Aim: Each line below must be set down exactly; omit any image you find.

········

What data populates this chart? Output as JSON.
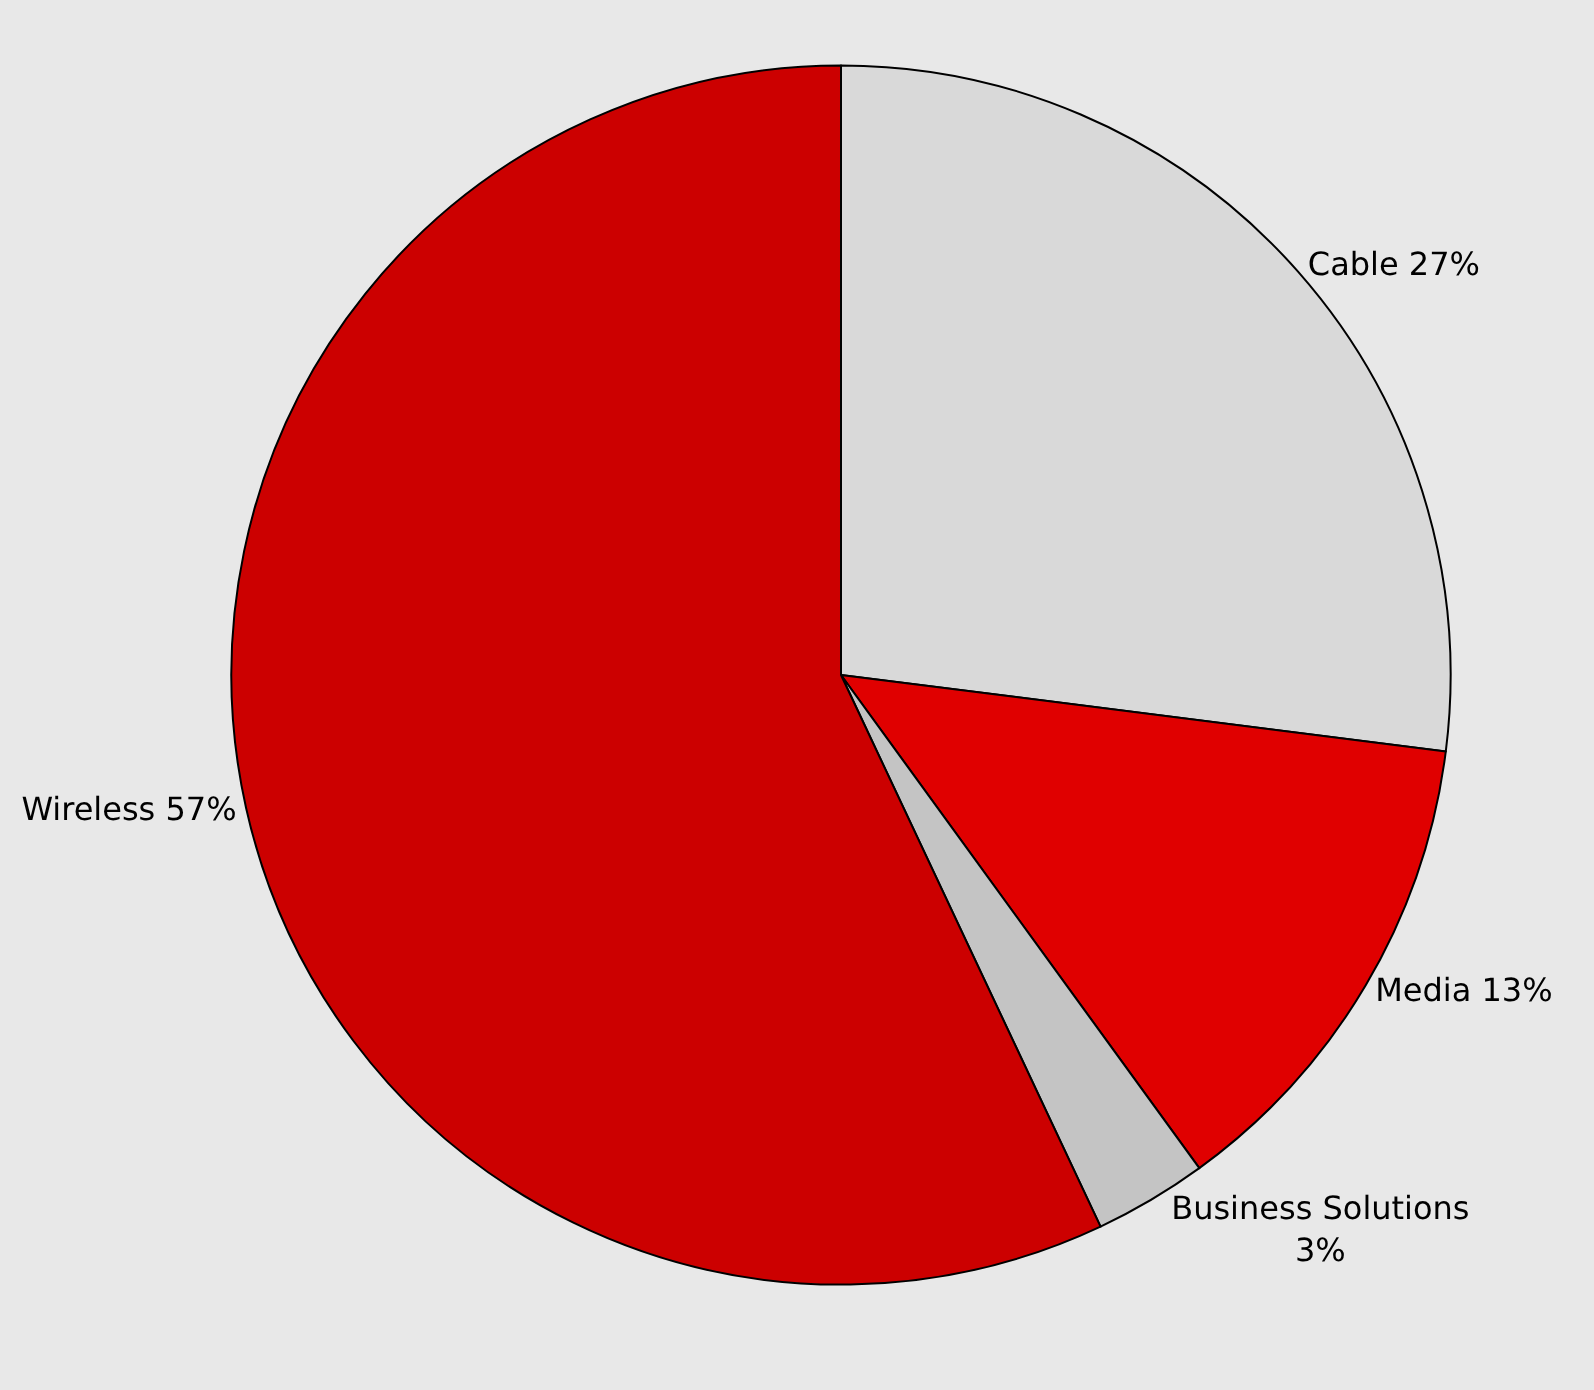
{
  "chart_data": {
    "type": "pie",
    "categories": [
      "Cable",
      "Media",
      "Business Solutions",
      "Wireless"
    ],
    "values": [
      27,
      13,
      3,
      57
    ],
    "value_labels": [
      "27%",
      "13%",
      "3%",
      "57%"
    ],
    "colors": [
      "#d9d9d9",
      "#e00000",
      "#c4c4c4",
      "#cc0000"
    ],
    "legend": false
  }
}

········

Exercise answer:
What data populates this chart? Output as JSON.
{
  "chart_data": {
    "type": "pie",
    "categories": [
      "Cable",
      "Media",
      "Business Solutions",
      "Wireless"
    ],
    "values": [
      27,
      13,
      3,
      57
    ],
    "value_labels": [
      "27%",
      "13%",
      "3%",
      "57%"
    ],
    "colors": [
      "#d9d9d9",
      "#e00000",
      "#c4c4c4",
      "#cc0000"
    ],
    "legend": false
  }
}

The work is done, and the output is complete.